## Your objective
Output every line below exactly.

## Stored records
# # #
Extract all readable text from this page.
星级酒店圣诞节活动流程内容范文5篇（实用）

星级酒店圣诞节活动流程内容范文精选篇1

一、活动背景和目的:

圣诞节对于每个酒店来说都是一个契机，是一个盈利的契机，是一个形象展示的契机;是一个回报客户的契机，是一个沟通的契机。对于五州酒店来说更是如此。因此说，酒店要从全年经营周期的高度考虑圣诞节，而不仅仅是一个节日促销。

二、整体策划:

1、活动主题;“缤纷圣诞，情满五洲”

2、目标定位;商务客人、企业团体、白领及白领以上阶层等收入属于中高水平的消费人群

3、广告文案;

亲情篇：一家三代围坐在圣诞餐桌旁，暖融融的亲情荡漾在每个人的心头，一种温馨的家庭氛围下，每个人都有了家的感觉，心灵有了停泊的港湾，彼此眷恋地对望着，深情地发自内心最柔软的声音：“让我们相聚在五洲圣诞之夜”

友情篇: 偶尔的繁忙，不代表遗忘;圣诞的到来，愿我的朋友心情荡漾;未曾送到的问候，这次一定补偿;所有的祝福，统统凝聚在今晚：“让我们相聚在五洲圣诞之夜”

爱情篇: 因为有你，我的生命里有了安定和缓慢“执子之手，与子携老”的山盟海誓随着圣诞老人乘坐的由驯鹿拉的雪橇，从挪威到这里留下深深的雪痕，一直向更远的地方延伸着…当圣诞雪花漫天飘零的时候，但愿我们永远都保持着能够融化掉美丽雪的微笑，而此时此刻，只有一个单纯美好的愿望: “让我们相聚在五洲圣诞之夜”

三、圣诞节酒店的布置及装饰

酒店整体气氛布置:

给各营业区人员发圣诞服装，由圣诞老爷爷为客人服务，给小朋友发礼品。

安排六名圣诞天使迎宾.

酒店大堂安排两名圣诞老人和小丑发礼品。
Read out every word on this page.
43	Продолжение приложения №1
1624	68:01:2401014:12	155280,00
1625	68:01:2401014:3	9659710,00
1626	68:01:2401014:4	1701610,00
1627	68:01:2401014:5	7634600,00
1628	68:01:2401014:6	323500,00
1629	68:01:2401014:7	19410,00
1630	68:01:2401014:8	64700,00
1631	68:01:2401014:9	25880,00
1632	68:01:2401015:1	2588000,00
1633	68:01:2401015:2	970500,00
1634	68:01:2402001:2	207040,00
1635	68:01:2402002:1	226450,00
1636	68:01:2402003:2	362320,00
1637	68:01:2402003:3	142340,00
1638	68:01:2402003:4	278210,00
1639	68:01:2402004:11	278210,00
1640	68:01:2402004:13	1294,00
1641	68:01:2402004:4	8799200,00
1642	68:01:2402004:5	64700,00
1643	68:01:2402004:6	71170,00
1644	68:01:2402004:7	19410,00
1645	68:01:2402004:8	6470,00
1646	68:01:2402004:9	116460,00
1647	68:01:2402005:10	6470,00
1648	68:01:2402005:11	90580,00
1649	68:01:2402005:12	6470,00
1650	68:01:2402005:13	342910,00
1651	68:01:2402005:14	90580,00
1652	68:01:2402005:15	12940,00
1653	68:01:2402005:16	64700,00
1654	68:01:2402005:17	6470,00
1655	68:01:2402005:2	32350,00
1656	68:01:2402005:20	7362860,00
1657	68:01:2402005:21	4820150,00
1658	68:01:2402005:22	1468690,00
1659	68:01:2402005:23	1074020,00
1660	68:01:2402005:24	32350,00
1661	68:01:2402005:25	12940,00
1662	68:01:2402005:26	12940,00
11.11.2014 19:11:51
# # #
## Completed task
Extract all readable text from this page.
星级酒店圣诞节活动流程内容范文5篇（实用）

星级酒店圣诞节活动流程内容范文精选篇1

一、活动背景和目的:

圣诞节对于每个酒店来说都是一个契机，是一个盈利的契机，是一个形象展示的契机;是一个回报客户的契机，是一个沟通的契机。对于五州酒店来说更是如此。因此说，酒店要从全年经营周期的高度考虑圣诞节，而不仅仅是一个节日促销。

二、整体策划:

1、活动主题;“缤纷圣诞，情满五洲”

2、目标定位;商务客人、企业团体、白领及白领以上阶层等收入属于中高水平的消费人群

3、广告文案;

亲情篇：一家三代围坐在圣诞餐桌旁，暖融融的亲情荡漾在每个人的心头，一种温馨的家庭氛围下，每个人都有了家的感觉，心灵有了停泊的港湾，彼此眷恋地对望着，深情地发自内心最柔软的声音：“让我们相聚在五洲圣诞之夜”

友情篇: 偶尔的繁忙，不代表遗忘;圣诞的到来，愿我的朋友心情荡漾;未曾送到的问候，这次一定补偿;所有的祝福，统统凝聚在今晚：“让我们相聚在五洲圣诞之夜”

爱情篇: 因为有你，我的生命里有了安定和缓慢“执子之手，与子携老”的山盟海誓随着圣诞老人乘坐的由驯鹿拉的雪橇，从挪威到这里留下深深的雪痕，一直向更远的地方延伸着…当圣诞雪花漫天飘零的时候，但愿我们永远都保持着能够融化掉美丽雪的微笑，而此时此刻，只有一个单纯美好的愿望: “让我们相聚在五洲圣诞之夜”

三、圣诞节酒店的布置及装饰

酒店整体气氛布置:

给各营业区人员发圣诞服装，由圣诞老爷爷为客人服务，给小朋友发礼品。

安排六名圣诞天使迎宾.

酒店大堂安排两名圣诞老人和小丑发礼品。
Read out every word on this page.
43	Продолжение приложения №1
1624	68:01:2401014:12	155280,00
1625	68:01:2401014:3	9659710,00
1626	68:01:2401014:4	1701610,00
1627	68:01:2401014:5	7634600,00
1628	68:01:2401014:6	323500,00
1629	68:01:2401014:7	19410,00
1630	68:01:2401014:8	64700,00
1631	68:01:2401014:9	25880,00
1632	68:01:2401015:1	2588000,00
1633	68:01:2401015:2	970500,00
1634	68:01:2402001:2	207040,00
1635	68:01:2402002:1	226450,00
1636	68:01:2402003:2	362320,00
1637	68:01:2402003:3	142340,00
1638	68:01:2402003:4	278210,00
1639	68:01:2402004:11	278210,00
1640	68:01:2402004:13	1294,00
1641	68:01:2402004:4	8799200,00
1642	68:01:2402004:5	64700,00
1643	68:01:2402004:6	71170,00
1644	68:01:2402004:7	19410,00
1645	68:01:2402004:8	6470,00
1646	68:01:2402004:9	116460,00
1647	68:01:2402005:10	6470,00
1648	68:01:2402005:11	90580,00
1649	68:01:2402005:12	6470,00
1650	68:01:2402005:13	342910,00
1651	68:01:2402005:14	90580,00
1652	68:01:2402005:15	12940,00
1653	68:01:2402005:16	64700,00
1654	68:01:2402005:17	6470,00
1655	68:01:2402005:2	32350,00
1656	68:01:2402005:20	7362860,00
1657	68:01:2402005:21	4820150,00
1658	68:01:2402005:22	1468690,00
1659	68:01:2402005:23	1074020,00
1660	68:01:2402005:24	32350,00
1661	68:01:2402005:25	12940,00
1662	68:01:2402005:26	12940,00
11.11.2014 19:11:51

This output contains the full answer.